-- BEGIN --

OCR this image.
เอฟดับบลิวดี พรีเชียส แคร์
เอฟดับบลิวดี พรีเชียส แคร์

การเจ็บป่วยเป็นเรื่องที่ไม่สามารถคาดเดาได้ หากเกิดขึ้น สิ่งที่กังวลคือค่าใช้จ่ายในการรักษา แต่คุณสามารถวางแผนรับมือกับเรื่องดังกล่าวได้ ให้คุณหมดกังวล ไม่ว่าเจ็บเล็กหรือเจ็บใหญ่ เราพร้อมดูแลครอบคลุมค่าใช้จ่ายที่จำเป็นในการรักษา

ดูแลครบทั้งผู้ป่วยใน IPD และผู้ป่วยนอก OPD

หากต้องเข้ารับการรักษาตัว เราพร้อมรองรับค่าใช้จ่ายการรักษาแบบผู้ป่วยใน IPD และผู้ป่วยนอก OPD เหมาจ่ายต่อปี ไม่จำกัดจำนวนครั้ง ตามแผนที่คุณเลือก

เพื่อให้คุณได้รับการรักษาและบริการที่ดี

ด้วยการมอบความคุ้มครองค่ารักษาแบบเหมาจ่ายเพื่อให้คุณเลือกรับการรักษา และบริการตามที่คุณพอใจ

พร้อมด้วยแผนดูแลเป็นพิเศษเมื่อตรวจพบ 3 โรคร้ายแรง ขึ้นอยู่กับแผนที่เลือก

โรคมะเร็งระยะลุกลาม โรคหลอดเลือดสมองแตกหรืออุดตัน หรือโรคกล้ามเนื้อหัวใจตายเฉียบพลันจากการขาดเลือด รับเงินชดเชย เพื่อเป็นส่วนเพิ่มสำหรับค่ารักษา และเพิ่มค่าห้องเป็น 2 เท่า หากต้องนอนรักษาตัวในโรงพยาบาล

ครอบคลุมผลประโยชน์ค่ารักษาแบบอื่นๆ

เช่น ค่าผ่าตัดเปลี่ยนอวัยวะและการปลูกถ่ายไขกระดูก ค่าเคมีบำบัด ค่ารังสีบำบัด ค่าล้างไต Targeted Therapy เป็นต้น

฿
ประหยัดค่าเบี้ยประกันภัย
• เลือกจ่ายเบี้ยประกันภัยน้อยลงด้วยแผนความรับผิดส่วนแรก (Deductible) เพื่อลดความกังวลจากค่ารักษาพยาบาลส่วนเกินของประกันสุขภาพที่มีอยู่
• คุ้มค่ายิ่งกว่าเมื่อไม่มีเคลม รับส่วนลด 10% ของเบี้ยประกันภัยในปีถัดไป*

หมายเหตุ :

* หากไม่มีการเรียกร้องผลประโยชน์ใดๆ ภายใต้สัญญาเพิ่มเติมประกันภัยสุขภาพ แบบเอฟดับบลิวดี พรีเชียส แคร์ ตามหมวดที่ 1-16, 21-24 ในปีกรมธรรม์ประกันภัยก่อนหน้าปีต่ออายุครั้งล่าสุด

-- END --

#### Short task:
Exactly reproduce every line found in the records.

#### Answer to this task:
OCR this image.
เอฟดับบลิวดี พรีเชียส แคร์
เอฟดับบลิวดี พรีเชียส แคร์

การเจ็บป่วยเป็นเรื่องที่ไม่สามารถคาดเดาได้ หากเกิดขึ้น สิ่งที่กังวลคือค่าใช้จ่ายในการรักษา แต่คุณสามารถวางแผนรับมือกับเรื่องดังกล่าวได้ ให้คุณหมดกังวล ไม่ว่าเจ็บเล็กหรือเจ็บใหญ่ เราพร้อมดูแลครอบคลุมค่าใช้จ่ายที่จำเป็นในการรักษา

ดูแลครบทั้งผู้ป่วยใน IPD และผู้ป่วยนอก OPD

หากต้องเข้ารับการรักษาตัว เราพร้อมรองรับค่าใช้จ่ายการรักษาแบบผู้ป่วยใน IPD และผู้ป่วยนอก OPD เหมาจ่ายต่อปี ไม่จำกัดจำนวนครั้ง ตามแผนที่คุณเลือก

เพื่อให้คุณได้รับการรักษาและบริการที่ดี

ด้วยการมอบความคุ้มครองค่ารักษาแบบเหมาจ่ายเพื่อให้คุณเลือกรับการรักษา และบริการตามที่คุณพอใจ

พร้อมด้วยแผนดูแลเป็นพิเศษเมื่อตรวจพบ 3 โรคร้ายแรง ขึ้นอยู่กับแผนที่เลือก

โรคมะเร็งระยะลุกลาม โรคหลอดเลือดสมองแตกหรืออุดตัน หรือโรคกล้ามเนื้อหัวใจตายเฉียบพลันจากการขาดเลือด รับเงินชดเชย เพื่อเป็นส่วนเพิ่มสำหรับค่ารักษา และเพิ่มค่าห้องเป็น 2 เท่า หากต้องนอนรักษาตัวในโรงพยาบาล

ครอบคลุมผลประโยชน์ค่ารักษาแบบอื่นๆ

เช่น ค่าผ่าตัดเปลี่ยนอวัยวะและการปลูกถ่ายไขกระดูก ค่าเคมีบำบัด ค่ารังสีบำบัด ค่าล้างไต Targeted Therapy เป็นต้น

฿
ประหยัดค่าเบี้ยประกันภัย
• เลือกจ่ายเบี้ยประกันภัยน้อยลงด้วยแผนความรับผิดส่วนแรก (Deductible) เพื่อลดความกังวลจากค่ารักษาพยาบาลส่วนเกินของประกันสุขภาพที่มีอยู่
• คุ้มค่ายิ่งกว่าเมื่อไม่มีเคลม รับส่วนลด 10% ของเบี้ยประกันภัยในปีถัดไป*

หมายเหตุ :

* หากไม่มีการเรียกร้องผลประโยชน์ใดๆ ภายใต้สัญญาเพิ่มเติมประกันภัยสุขภาพ แบบเอฟดับบลิวดี พรีเชียส แคร์ ตามหมวดที่ 1-16, 21-24 ในปีกรมธรรม์ประกันภัยก่อนหน้าปีต่ออายุครั้งล่าสุด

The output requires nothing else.